▸ Dataset records:
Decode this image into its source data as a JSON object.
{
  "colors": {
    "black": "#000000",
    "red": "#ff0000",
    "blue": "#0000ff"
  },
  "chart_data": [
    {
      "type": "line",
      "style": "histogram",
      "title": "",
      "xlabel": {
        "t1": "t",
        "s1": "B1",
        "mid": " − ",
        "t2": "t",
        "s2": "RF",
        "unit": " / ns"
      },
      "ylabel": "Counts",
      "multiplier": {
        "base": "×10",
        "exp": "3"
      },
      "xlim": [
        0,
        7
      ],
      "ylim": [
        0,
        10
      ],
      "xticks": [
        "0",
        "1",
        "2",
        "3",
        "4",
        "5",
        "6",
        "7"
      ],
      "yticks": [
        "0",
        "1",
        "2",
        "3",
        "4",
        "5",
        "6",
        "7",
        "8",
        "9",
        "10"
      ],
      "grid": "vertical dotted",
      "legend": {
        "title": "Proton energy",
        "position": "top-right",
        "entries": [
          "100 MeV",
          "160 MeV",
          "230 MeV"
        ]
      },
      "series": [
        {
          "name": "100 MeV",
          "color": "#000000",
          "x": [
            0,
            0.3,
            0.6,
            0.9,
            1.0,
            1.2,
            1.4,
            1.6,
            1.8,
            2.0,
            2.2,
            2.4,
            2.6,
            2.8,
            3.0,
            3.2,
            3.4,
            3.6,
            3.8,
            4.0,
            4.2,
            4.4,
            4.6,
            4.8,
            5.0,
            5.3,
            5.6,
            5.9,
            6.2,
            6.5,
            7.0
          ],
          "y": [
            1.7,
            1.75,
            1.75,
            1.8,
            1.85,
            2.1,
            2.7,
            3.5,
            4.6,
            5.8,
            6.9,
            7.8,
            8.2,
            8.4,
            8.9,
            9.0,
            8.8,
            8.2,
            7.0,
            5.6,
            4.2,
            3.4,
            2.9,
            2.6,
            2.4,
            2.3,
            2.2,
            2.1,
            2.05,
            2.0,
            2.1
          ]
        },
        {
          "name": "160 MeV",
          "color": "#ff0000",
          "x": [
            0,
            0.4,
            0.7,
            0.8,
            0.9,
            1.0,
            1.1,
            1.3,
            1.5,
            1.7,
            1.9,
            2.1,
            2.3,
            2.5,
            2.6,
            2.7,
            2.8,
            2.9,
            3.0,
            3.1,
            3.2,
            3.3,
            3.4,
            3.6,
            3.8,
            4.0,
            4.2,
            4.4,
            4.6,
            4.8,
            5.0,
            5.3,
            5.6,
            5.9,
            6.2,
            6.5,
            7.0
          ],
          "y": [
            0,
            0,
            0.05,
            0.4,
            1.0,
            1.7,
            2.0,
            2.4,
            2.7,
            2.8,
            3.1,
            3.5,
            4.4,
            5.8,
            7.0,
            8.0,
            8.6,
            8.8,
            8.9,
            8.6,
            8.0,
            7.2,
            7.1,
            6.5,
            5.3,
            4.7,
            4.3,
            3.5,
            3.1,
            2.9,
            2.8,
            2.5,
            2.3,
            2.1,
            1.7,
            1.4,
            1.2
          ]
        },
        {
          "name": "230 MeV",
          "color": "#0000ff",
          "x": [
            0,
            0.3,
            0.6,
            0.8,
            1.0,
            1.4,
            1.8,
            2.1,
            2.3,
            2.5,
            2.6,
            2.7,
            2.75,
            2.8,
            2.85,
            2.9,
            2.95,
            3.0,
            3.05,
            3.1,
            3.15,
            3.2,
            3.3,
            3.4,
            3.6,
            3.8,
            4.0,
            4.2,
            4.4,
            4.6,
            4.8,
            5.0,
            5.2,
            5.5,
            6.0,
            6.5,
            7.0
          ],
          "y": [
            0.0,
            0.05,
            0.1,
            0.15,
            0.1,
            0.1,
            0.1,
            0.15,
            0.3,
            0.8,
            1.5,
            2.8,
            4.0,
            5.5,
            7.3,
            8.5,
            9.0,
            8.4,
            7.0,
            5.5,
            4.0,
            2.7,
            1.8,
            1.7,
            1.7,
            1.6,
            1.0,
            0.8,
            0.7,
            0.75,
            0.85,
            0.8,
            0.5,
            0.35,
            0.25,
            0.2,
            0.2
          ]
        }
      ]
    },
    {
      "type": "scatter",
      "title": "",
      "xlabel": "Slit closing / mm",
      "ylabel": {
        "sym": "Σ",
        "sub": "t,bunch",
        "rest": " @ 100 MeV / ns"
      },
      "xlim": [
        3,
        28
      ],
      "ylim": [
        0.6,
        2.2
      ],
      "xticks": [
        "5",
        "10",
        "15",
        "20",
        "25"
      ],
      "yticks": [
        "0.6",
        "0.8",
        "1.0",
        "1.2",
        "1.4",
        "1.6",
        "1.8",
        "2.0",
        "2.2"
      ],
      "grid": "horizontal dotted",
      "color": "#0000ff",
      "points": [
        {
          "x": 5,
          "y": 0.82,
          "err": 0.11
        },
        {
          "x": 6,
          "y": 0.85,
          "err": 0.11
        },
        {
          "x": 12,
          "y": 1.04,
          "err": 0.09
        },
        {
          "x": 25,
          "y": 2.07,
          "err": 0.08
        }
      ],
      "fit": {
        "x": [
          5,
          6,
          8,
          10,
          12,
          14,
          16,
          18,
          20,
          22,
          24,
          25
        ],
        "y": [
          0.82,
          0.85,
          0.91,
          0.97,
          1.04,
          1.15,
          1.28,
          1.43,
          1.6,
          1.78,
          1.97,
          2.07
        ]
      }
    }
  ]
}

▸ Set problem:
Recopy all the lines exactly as they appear.

▸ Response:
Decode this image into its source data as a JSON object.
{
  "colors": {
    "black": "#000000",
    "red": "#ff0000",
    "blue": "#0000ff"
  },
  "chart_data": [
    {
      "type": "line",
      "style": "histogram",
      "title": "",
      "xlabel": {
        "t1": "t",
        "s1": "B1",
        "mid": " − ",
        "t2": "t",
        "s2": "RF",
        "unit": " / ns"
      },
      "ylabel": "Counts",
      "multiplier": {
        "base": "×10",
        "exp": "3"
      },
      "xlim": [
        0,
        7
      ],
      "ylim": [
        0,
        10
      ],
      "xticks": [
        "0",
        "1",
        "2",
        "3",
        "4",
        "5",
        "6",
        "7"
      ],
      "yticks": [
        "0",
        "1",
        "2",
        "3",
        "4",
        "5",
        "6",
        "7",
        "8",
        "9",
        "10"
      ],
      "grid": "vertical dotted",
      "legend": {
        "title": "Proton energy",
        "position": "top-right",
        "entries": [
          "100 MeV",
          "160 MeV",
          "230 MeV"
        ]
      },
      "series": [
        {
          "name": "100 MeV",
          "color": "#000000",
          "x": [
            0,
            0.3,
            0.6,
            0.9,
            1.0,
            1.2,
            1.4,
            1.6,
            1.8,
            2.0,
            2.2,
            2.4,
            2.6,
            2.8,
            3.0,
            3.2,
            3.4,
            3.6,
            3.8,
            4.0,
            4.2,
            4.4,
            4.6,
            4.8,
            5.0,
            5.3,
            5.6,
            5.9,
            6.2,
            6.5,
            7.0
          ],
          "y": [
            1.7,
            1.75,
            1.75,
            1.8,
            1.85,
            2.1,
            2.7,
            3.5,
            4.6,
            5.8,
            6.9,
            7.8,
            8.2,
            8.4,
            8.9,
            9.0,
            8.8,
            8.2,
            7.0,
            5.6,
            4.2,
            3.4,
            2.9,
            2.6,
            2.4,
            2.3,
            2.2,
            2.1,
            2.05,
            2.0,
            2.1
          ]
        },
        {
          "name": "160 MeV",
          "color": "#ff0000",
          "x": [
            0,
            0.4,
            0.7,
            0.8,
            0.9,
            1.0,
            1.1,
            1.3,
            1.5,
            1.7,
            1.9,
            2.1,
            2.3,
            2.5,
            2.6,
            2.7,
            2.8,
            2.9,
            3.0,
            3.1,
            3.2,
            3.3,
            3.4,
            3.6,
            3.8,
            4.0,
            4.2,
            4.4,
            4.6,
            4.8,
            5.0,
            5.3,
            5.6,
            5.9,
            6.2,
            6.5,
            7.0
          ],
          "y": [
            0,
            0,
            0.05,
            0.4,
            1.0,
            1.7,
            2.0,
            2.4,
            2.7,
            2.8,
            3.1,
            3.5,
            4.4,
            5.8,
            7.0,
            8.0,
            8.6,
            8.8,
            8.9,
            8.6,
            8.0,
            7.2,
            7.1,
            6.5,
            5.3,
            4.7,
            4.3,
            3.5,
            3.1,
            2.9,
            2.8,
            2.5,
            2.3,
            2.1,
            1.7,
            1.4,
            1.2
          ]
        },
        {
          "name": "230 MeV",
          "color": "#0000ff",
          "x": [
            0,
            0.3,
            0.6,
            0.8,
            1.0,
            1.4,
            1.8,
            2.1,
            2.3,
            2.5,
            2.6,
            2.7,
            2.75,
            2.8,
            2.85,
            2.9,
            2.95,
            3.0,
            3.05,
            3.1,
            3.15,
            3.2,
            3.3,
            3.4,
            3.6,
            3.8,
            4.0,
            4.2,
            4.4,
            4.6,
            4.8,
            5.0,
            5.2,
            5.5,
            6.0,
            6.5,
            7.0
          ],
          "y": [
            0.0,
            0.05,
            0.1,
            0.15,
            0.1,
            0.1,
            0.1,
            0.15,
            0.3,
            0.8,
            1.5,
            2.8,
            4.0,
            5.5,
            7.3,
            8.5,
            9.0,
            8.4,
            7.0,
            5.5,
            4.0,
            2.7,
            1.8,
            1.7,
            1.7,
            1.6,
            1.0,
            0.8,
            0.7,
            0.75,
            0.85,
            0.8,
            0.5,
            0.35,
            0.25,
            0.2,
            0.2
          ]
        }
      ]
    },
    {
      "type": "scatter",
      "title": "",
      "xlabel": "Slit closing / mm",
      "ylabel": {
        "sym": "Σ",
        "sub": "t,bunch",
        "rest": " @ 100 MeV / ns"
      },
      "xlim": [
        3,
        28
      ],
      "ylim": [
        0.6,
        2.2
      ],
      "xticks": [
        "5",
        "10",
        "15",
        "20",
        "25"
      ],
      "yticks": [
        "0.6",
        "0.8",
        "1.0",
        "1.2",
        "1.4",
        "1.6",
        "1.8",
        "2.0",
        "2.2"
      ],
      "grid": "horizontal dotted",
      "color": "#0000ff",
      "points": [
        {
          "x": 5,
          "y": 0.82,
          "err": 0.11
        },
        {
          "x": 6,
          "y": 0.85,
          "err": 0.11
        },
        {
          "x": 12,
          "y": 1.04,
          "err": 0.09
        },
        {
          "x": 25,
          "y": 2.07,
          "err": 0.08
        }
      ],
      "fit": {
        "x": [
          5,
          6,
          8,
          10,
          12,
          14,
          16,
          18,
          20,
          22,
          24,
          25
        ],
        "y": [
          0.82,
          0.85,
          0.91,
          0.97,
          1.04,
          1.15,
          1.28,
          1.43,
          1.6,
          1.78,
          1.97,
          2.07
        ]
      }
    }
  ]
}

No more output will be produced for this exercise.